- **Aim**: Single out the lines that include the word "true". Copy them.
--- Start ---
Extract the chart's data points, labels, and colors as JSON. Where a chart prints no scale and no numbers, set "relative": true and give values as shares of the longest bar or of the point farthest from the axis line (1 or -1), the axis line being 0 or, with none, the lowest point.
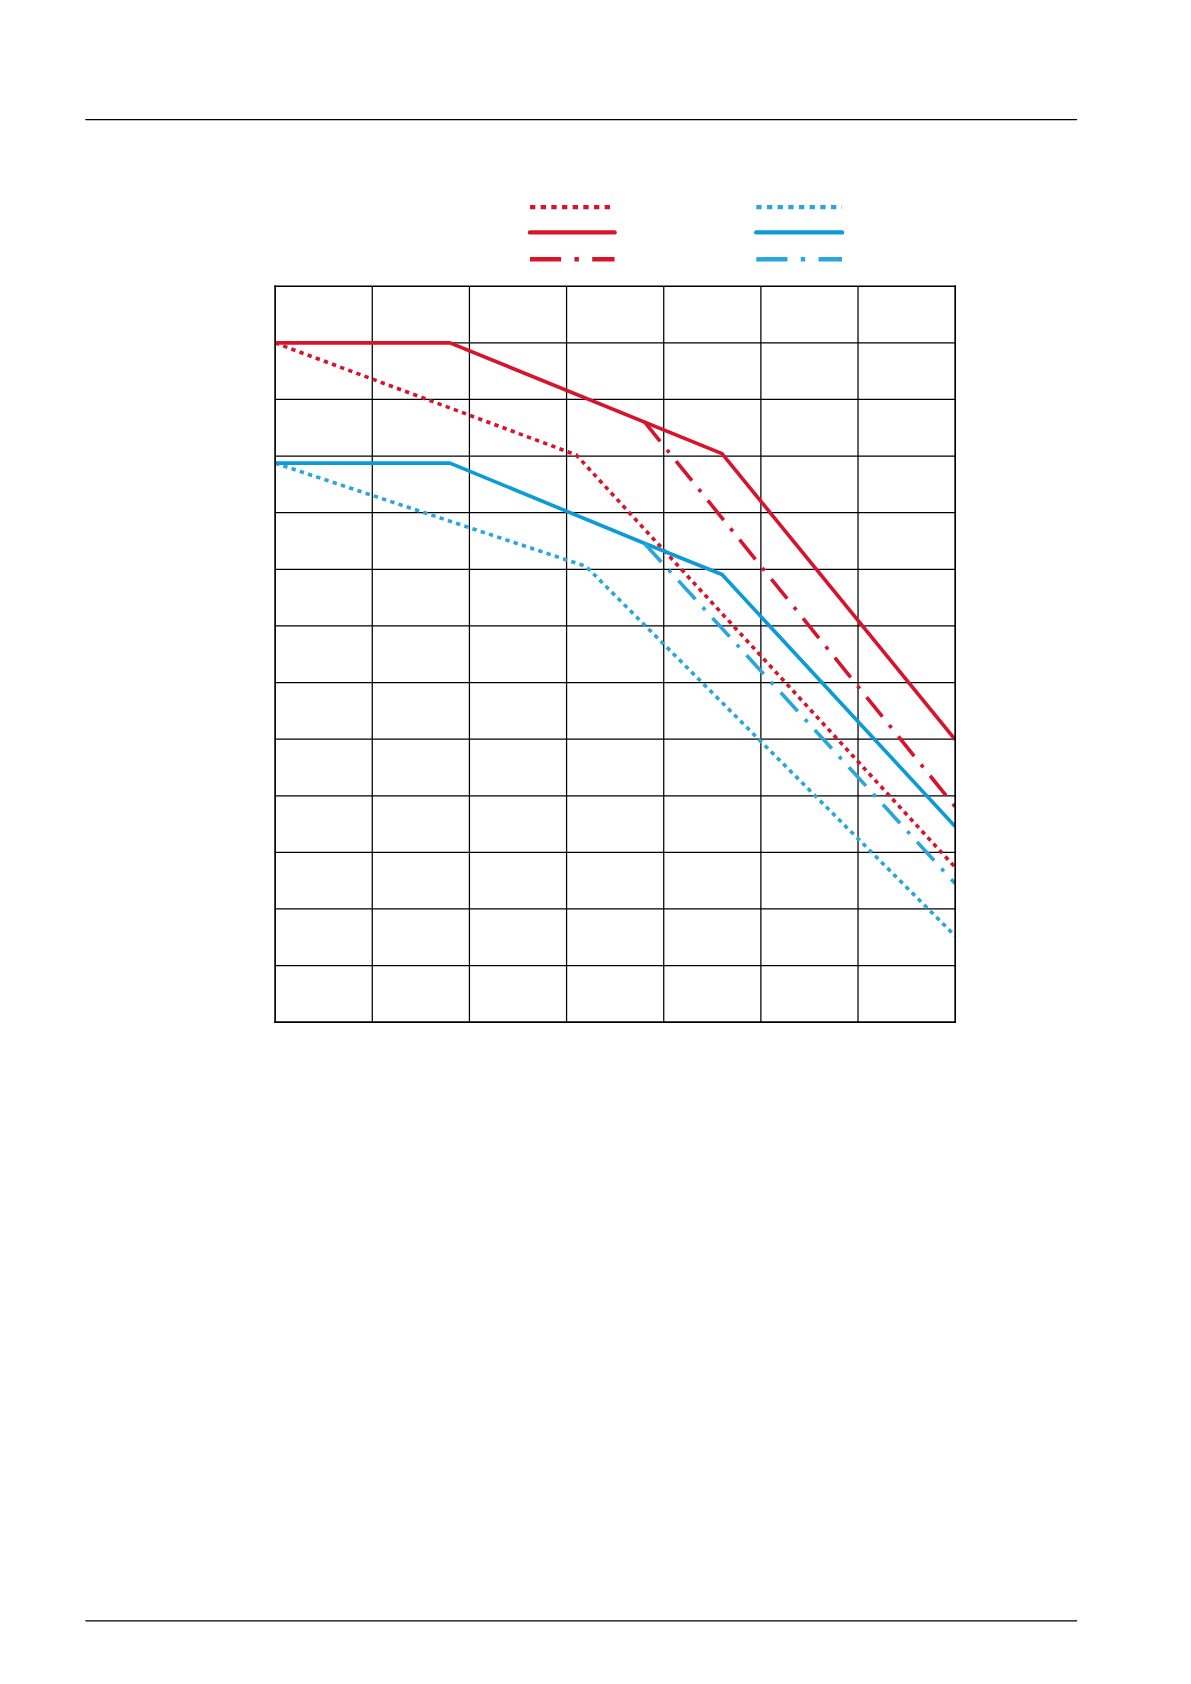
{
  "chart_data": {
    "type": "line",
    "relative": true,
    "categories": [
      null,
      null,
      null,
      null,
      null,
      null,
      null,
      null,
      null,
      null,
      null,
      null,
      null,
      null,
      null,
      null,
      null,
      null,
      null,
      null,
      null,
      null,
      null,
      null,
      null,
      null,
      null,
      null,
      null,
      null,
      null,
      null,
      null,
      null,
      null,
      null,
      null,
      null,
      null,
      null,
      null,
      null,
      null,
      null,
      null,
      null,
      null,
      null,
      null,
      null,
      null,
      null,
      null,
      null,
      null,
      null,
      null,
      null,
      null,
      null,
      null,
      null,
      null,
      null,
      null,
      null,
      null,
      null,
      null,
      null,
      null
    ],
    "grid": true,
    "marker": "none",
    "series": [
      {
        "color": "#d7142c",
        "line_style": "dotted",
        "values": [
          1.0,
          null,
          null,
          null,
          null,
          null,
          null,
          null,
          null,
          null,
          null,
          null,
          null,
          null,
          null,
          null,
          null,
          null,
          null,
          null,
          null,
          null,
          null,
          null,
          null,
          null,
          null,
          null,
          null,
          null,
          null,
          0.835,
          null,
          null,
          null,
          null,
          null,
          null,
          null,
          null,
          null,
          null,
          null,
          null,
          null,
          null,
          null,
          null,
          null,
          null,
          null,
          null,
          null,
          null,
          null,
          null,
          null,
          null,
          null,
          null,
          null,
          null,
          null,
          null,
          null,
          null,
          null,
          null,
          null,
          null,
          0.228
        ]
      },
      {
        "color": "#d7142c",
        "line_style": "solid",
        "values": [
          1.0,
          null,
          null,
          null,
          null,
          null,
          null,
          null,
          null,
          null,
          null,
          null,
          null,
          null,
          null,
          null,
          null,
          null,
          1.0,
          null,
          null,
          null,
          null,
          null,
          null,
          null,
          null,
          null,
          null,
          null,
          null,
          null,
          null,
          null,
          null,
          null,
          null,
          null,
          null,
          null,
          null,
          null,
          null,
          null,
          null,
          null,
          0.837,
          null,
          null,
          null,
          null,
          null,
          null,
          null,
          null,
          null,
          null,
          null,
          null,
          null,
          null,
          null,
          null,
          null,
          null,
          null,
          null,
          null,
          null,
          null,
          0.416
        ]
      },
      {
        "color": "#d7142c",
        "line_style": "dashdot",
        "values": [
          null,
          null,
          null,
          null,
          null,
          null,
          null,
          null,
          null,
          null,
          null,
          null,
          null,
          null,
          null,
          null,
          null,
          null,
          null,
          null,
          null,
          null,
          null,
          null,
          null,
          null,
          null,
          null,
          null,
          null,
          null,
          null,
          null,
          null,
          null,
          null,
          null,
          null,
          0.884,
          null,
          null,
          null,
          null,
          null,
          null,
          null,
          null,
          null,
          null,
          null,
          null,
          null,
          null,
          null,
          null,
          null,
          null,
          null,
          null,
          null,
          null,
          null,
          null,
          null,
          null,
          null,
          null,
          null,
          null,
          null,
          0.317
        ]
      },
      {
        "color": "#2aa6dc",
        "line_style": "dotted",
        "values": [
          0.823,
          null,
          null,
          null,
          null,
          null,
          null,
          null,
          null,
          null,
          null,
          null,
          null,
          null,
          null,
          null,
          null,
          null,
          null,
          null,
          null,
          null,
          null,
          null,
          null,
          null,
          null,
          null,
          null,
          null,
          null,
          null,
          0.671,
          null,
          null,
          null,
          null,
          null,
          null,
          null,
          null,
          null,
          null,
          null,
          null,
          null,
          null,
          null,
          null,
          null,
          null,
          null,
          null,
          null,
          null,
          null,
          null,
          null,
          null,
          null,
          null,
          null,
          null,
          null,
          null,
          null,
          null,
          null,
          null,
          null,
          0.127
        ]
      },
      {
        "color": "#0a9bd8",
        "line_style": "solid",
        "values": [
          0.823,
          null,
          null,
          null,
          null,
          null,
          null,
          null,
          null,
          null,
          null,
          null,
          null,
          null,
          null,
          null,
          null,
          null,
          0.823,
          null,
          null,
          null,
          null,
          null,
          null,
          null,
          null,
          null,
          null,
          null,
          null,
          null,
          null,
          null,
          null,
          null,
          null,
          null,
          0.705,
          null,
          null,
          null,
          null,
          null,
          null,
          null,
          0.659,
          null,
          null,
          null,
          null,
          null,
          null,
          null,
          null,
          null,
          null,
          null,
          null,
          null,
          null,
          null,
          null,
          null,
          null,
          null,
          null,
          null,
          null,
          null,
          0.288
        ]
      },
      {
        "color": "#2aa6dc",
        "line_style": "dashdot",
        "values": [
          null,
          null,
          null,
          null,
          null,
          null,
          null,
          null,
          null,
          null,
          null,
          null,
          null,
          null,
          null,
          null,
          null,
          null,
          null,
          null,
          null,
          null,
          null,
          null,
          null,
          null,
          null,
          null,
          null,
          null,
          null,
          null,
          null,
          null,
          null,
          null,
          null,
          null,
          0.705,
          null,
          null,
          null,
          null,
          null,
          null,
          null,
          null,
          null,
          null,
          null,
          null,
          null,
          null,
          null,
          null,
          null,
          null,
          null,
          null,
          null,
          null,
          null,
          null,
          null,
          null,
          null,
          null,
          null,
          null,
          null,
          0.204
        ]
      }
    ]
  }
}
--- End ---
- **Final result**:
Extract the chart's data points, labels, and colors as JSON. Where a chart prints no scale and no numbers, set "relative": true and give values as shares of the longest bar or of the point farthest from the axis line (1 or -1), the axis line being 0 or, with none, the lowest point.
    "relative": true,
    "grid": true,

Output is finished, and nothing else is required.